(Provided entries)
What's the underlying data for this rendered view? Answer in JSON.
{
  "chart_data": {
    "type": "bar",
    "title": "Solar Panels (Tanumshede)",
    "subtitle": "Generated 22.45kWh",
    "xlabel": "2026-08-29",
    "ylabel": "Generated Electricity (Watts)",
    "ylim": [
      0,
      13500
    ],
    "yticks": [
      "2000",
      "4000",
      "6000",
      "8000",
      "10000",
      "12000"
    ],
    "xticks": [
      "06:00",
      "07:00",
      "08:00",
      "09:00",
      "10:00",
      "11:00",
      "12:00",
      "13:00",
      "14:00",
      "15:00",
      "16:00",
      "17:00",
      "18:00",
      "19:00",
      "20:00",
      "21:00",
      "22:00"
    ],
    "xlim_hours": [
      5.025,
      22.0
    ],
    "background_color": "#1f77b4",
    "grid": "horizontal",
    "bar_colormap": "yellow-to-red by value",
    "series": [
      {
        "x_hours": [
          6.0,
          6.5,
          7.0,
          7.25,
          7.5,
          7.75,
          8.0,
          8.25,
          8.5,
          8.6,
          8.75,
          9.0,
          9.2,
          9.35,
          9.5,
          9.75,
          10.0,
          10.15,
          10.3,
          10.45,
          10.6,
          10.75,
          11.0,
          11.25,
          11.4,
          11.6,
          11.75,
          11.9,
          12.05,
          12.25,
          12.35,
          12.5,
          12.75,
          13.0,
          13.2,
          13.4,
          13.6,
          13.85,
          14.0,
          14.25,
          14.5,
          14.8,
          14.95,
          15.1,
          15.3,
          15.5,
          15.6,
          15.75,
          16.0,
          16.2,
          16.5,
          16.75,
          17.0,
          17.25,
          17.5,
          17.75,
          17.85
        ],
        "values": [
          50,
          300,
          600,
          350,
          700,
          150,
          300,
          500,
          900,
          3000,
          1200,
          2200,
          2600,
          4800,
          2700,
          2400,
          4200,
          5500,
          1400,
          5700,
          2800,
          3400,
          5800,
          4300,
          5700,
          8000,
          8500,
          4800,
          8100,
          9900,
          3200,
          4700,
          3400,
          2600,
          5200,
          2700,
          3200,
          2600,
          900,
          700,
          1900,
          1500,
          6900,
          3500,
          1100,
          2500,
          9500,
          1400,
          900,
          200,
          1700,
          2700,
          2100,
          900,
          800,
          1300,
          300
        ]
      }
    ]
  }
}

(Goal of the exercise) Check each line above for "Generated" and return the ones that have it.

(Solution below)
    "subtitle": "Generated 22.45kWh",
    "ylabel": "Generated Electricity (Watts)",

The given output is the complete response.